# Items start
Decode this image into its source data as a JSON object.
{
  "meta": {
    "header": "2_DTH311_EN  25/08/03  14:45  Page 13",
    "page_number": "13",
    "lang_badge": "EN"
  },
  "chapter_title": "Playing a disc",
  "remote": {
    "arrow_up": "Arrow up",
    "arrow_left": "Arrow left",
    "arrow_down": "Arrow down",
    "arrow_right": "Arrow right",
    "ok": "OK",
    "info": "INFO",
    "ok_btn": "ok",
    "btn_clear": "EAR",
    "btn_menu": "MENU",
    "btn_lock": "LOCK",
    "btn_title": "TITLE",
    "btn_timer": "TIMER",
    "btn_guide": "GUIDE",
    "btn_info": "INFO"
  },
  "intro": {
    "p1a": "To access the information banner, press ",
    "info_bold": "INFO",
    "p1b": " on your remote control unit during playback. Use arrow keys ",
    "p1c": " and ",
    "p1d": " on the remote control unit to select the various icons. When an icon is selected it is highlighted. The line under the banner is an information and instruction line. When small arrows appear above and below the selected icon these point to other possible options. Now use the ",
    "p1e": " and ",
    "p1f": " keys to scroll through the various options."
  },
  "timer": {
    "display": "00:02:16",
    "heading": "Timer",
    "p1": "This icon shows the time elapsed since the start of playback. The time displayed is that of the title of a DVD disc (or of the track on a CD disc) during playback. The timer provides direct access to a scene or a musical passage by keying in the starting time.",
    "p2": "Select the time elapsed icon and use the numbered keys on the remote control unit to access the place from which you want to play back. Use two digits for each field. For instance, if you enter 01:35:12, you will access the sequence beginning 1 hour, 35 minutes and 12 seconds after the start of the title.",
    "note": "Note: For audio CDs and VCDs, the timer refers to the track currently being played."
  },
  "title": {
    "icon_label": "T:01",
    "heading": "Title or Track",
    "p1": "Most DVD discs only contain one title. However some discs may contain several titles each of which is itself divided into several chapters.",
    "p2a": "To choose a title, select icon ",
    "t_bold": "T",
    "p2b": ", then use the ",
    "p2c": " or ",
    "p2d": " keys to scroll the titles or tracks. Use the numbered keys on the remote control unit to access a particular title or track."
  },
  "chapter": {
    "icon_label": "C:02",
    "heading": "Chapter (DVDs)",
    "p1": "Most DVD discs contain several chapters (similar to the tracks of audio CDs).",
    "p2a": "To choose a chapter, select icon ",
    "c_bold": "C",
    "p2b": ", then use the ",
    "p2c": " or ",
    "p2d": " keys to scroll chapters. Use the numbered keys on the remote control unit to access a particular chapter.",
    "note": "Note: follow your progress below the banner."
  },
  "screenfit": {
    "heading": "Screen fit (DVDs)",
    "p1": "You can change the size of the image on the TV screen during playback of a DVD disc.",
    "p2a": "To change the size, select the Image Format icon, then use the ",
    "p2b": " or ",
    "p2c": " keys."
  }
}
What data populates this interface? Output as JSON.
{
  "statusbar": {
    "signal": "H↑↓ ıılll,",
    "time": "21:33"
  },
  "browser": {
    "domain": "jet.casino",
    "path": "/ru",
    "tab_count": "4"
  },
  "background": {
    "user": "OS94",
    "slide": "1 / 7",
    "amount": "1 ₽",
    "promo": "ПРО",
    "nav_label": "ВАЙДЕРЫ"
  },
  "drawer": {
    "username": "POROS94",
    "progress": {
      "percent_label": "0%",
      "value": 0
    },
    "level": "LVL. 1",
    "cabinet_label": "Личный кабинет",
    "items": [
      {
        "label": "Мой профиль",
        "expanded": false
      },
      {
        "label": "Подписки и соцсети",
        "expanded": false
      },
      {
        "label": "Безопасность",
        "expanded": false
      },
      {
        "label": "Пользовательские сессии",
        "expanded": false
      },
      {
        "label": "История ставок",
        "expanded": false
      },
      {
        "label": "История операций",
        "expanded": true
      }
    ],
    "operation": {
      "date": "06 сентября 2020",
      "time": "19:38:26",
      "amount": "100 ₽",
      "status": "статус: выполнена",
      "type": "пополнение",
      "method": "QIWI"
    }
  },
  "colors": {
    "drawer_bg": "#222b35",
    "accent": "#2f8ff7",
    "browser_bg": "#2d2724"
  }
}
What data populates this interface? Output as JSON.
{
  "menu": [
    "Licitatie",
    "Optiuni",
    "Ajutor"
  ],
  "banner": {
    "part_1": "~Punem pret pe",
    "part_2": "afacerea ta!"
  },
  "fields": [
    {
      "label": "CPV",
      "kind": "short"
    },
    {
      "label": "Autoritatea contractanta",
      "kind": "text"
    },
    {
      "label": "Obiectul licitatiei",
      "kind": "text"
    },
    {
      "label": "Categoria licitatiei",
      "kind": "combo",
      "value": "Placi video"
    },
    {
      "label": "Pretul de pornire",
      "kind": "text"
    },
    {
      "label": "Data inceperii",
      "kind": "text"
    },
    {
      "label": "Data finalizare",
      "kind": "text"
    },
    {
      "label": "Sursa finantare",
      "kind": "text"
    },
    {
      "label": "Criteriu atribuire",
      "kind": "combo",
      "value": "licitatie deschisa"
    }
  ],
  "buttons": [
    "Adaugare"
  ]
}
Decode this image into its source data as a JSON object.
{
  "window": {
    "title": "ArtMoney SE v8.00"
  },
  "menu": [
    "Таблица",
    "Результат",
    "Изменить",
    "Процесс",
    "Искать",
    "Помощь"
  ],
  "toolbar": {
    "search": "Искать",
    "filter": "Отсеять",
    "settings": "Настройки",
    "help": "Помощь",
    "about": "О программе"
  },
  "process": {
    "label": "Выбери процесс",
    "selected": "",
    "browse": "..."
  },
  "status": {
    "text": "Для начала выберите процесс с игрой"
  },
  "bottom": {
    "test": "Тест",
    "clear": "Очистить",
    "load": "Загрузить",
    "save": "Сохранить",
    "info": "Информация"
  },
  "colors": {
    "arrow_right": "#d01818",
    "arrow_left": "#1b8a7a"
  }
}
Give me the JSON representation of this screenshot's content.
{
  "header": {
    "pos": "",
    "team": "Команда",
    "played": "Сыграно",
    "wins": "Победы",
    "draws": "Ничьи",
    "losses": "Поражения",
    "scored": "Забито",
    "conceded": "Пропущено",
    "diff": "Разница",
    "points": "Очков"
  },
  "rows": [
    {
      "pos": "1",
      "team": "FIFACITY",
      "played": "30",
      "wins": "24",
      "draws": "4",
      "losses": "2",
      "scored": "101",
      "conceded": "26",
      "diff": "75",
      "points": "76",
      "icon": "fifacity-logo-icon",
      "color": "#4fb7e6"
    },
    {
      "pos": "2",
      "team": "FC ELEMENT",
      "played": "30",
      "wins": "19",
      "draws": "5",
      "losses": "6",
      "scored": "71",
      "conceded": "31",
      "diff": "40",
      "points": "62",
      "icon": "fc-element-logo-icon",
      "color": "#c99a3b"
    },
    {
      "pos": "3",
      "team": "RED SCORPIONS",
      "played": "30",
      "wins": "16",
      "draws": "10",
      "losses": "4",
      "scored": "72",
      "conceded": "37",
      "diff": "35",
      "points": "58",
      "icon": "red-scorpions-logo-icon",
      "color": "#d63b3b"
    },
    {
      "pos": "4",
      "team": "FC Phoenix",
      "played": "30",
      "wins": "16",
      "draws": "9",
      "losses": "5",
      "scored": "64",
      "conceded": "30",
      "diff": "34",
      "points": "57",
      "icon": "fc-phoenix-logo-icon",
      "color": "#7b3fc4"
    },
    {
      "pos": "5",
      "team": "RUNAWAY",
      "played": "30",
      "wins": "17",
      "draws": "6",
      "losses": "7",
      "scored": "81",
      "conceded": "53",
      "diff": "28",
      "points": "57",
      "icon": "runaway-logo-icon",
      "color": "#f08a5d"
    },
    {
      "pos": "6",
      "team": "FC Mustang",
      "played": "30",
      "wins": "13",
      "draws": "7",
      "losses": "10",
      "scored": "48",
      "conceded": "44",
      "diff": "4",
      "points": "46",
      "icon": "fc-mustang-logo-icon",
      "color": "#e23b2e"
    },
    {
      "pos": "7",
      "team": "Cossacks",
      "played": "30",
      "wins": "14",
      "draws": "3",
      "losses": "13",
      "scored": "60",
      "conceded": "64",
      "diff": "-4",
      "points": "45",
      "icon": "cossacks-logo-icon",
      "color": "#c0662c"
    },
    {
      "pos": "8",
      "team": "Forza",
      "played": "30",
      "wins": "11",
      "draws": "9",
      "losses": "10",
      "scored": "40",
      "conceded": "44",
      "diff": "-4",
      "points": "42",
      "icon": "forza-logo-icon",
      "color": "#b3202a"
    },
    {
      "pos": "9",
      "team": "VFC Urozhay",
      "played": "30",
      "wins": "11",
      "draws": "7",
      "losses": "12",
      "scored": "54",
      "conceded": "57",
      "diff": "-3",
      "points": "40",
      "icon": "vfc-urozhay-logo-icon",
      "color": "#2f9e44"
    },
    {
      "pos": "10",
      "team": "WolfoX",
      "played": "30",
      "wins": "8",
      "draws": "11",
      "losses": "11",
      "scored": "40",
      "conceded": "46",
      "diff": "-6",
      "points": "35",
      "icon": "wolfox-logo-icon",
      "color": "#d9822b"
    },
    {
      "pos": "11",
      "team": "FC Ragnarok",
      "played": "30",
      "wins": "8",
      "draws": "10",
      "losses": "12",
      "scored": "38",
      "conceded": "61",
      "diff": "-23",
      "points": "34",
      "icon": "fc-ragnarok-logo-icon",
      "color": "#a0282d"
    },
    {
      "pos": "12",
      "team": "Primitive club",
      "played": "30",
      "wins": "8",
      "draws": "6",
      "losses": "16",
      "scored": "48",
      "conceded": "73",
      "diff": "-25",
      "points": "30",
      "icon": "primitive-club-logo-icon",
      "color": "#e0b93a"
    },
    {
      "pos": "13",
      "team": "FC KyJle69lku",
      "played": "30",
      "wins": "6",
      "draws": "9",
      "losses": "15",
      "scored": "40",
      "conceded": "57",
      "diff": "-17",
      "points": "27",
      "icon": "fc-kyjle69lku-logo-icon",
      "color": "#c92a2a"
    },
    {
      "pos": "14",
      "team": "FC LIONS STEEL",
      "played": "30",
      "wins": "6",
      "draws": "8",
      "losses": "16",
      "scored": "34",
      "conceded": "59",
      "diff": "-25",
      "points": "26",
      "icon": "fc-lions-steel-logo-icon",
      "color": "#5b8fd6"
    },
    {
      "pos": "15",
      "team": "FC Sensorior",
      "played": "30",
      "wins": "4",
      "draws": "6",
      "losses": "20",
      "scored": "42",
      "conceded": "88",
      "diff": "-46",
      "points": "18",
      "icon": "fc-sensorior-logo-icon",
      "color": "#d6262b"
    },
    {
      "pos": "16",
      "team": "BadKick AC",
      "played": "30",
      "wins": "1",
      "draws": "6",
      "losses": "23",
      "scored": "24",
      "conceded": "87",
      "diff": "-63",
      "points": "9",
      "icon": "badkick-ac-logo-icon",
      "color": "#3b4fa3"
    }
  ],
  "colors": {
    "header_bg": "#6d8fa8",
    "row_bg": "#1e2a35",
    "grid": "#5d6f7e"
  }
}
# Items end
• **What to produce**: Check each line above for the string "contain", then copy the ones that have it.

• **Answer for this exercise**:
    "p1": "Most DVD discs only contain one title. However some discs may contain several titles each of which is itself divided into several chapters.",
    "p1": "Most DVD discs contain several chapters (similar to the tracks of audio CDs).",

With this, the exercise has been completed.